** start INFORMATION PROVIDED **

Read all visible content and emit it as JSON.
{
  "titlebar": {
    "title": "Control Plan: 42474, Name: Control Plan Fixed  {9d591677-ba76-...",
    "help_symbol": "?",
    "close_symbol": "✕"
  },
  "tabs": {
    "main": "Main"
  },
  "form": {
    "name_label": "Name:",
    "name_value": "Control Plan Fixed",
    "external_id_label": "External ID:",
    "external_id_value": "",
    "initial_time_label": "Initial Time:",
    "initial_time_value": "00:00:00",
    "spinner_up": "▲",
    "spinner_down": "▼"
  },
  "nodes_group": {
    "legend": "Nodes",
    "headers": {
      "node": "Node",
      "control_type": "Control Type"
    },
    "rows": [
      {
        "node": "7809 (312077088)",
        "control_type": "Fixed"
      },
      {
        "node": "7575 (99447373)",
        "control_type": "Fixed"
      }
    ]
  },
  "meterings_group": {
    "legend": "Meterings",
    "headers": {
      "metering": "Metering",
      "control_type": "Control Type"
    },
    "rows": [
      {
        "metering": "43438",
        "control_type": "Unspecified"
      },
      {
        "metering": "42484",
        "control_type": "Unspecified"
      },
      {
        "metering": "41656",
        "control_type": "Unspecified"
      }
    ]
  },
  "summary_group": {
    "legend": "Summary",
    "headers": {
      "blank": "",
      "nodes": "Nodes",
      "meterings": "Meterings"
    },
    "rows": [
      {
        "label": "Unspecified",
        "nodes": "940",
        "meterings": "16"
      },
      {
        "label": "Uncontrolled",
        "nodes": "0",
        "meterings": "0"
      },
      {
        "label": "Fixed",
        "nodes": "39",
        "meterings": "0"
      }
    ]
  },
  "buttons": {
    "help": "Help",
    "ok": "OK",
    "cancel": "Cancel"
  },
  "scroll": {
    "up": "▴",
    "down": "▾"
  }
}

** end INFORMATION PROVIDED **

▶ _WHAT NEEDS TO BE DONE_:
Can you reproduce all the material exactly?

▶ _RESPONSE FOR THIS EXERCISE_:
Read all visible content and emit it as JSON.
{
  "titlebar": {
    "title": "Control Plan: 42474, Name: Control Plan Fixed  {9d591677-ba76-...",
    "help_symbol": "?",
    "close_symbol": "✕"
  },
  "tabs": {
    "main": "Main"
  },
  "form": {
    "name_label": "Name:",
    "name_value": "Control Plan Fixed",
    "external_id_label": "External ID:",
    "external_id_value": "",
    "initial_time_label": "Initial Time:",
    "initial_time_value": "00:00:00",
    "spinner_up": "▲",
    "spinner_down": "▼"
  },
  "nodes_group": {
    "legend": "Nodes",
    "headers": {
      "node": "Node",
      "control_type": "Control Type"
    },
    "rows": [
      {
        "node": "7809 (312077088)",
        "control_type": "Fixed"
      },
      {
        "node": "7575 (99447373)",
        "control_type": "Fixed"
      }
    ]
  },
  "meterings_group": {
    "legend": "Meterings",
    "headers": {
      "metering": "Metering",
      "control_type": "Control Type"
    },
    "rows": [
      {
        "metering": "43438",
        "control_type": "Unspecified"
      },
      {
        "metering": "42484",
        "control_type": "Unspecified"
      },
      {
        "metering": "41656",
        "control_type": "Unspecified"
      }
    ]
  },
  "summary_group": {
    "legend": "Summary",
    "headers": {
      "blank": "",
      "nodes": "Nodes",
      "meterings": "Meterings"
    },
    "rows": [
      {
        "label": "Unspecified",
        "nodes": "940",
        "meterings": "16"
      },
      {
        "label": "Uncontrolled",
        "nodes": "0",
        "meterings": "0"
      },
      {
        "label": "Fixed",
        "nodes": "39",
        "meterings": "0"
      }
    ]
  },
  "buttons": {
    "help": "Help",
    "ok": "OK",
    "cancel": "Cancel"
  },
  "scroll": {
    "up": "▴",
    "down": "▾"
  }
}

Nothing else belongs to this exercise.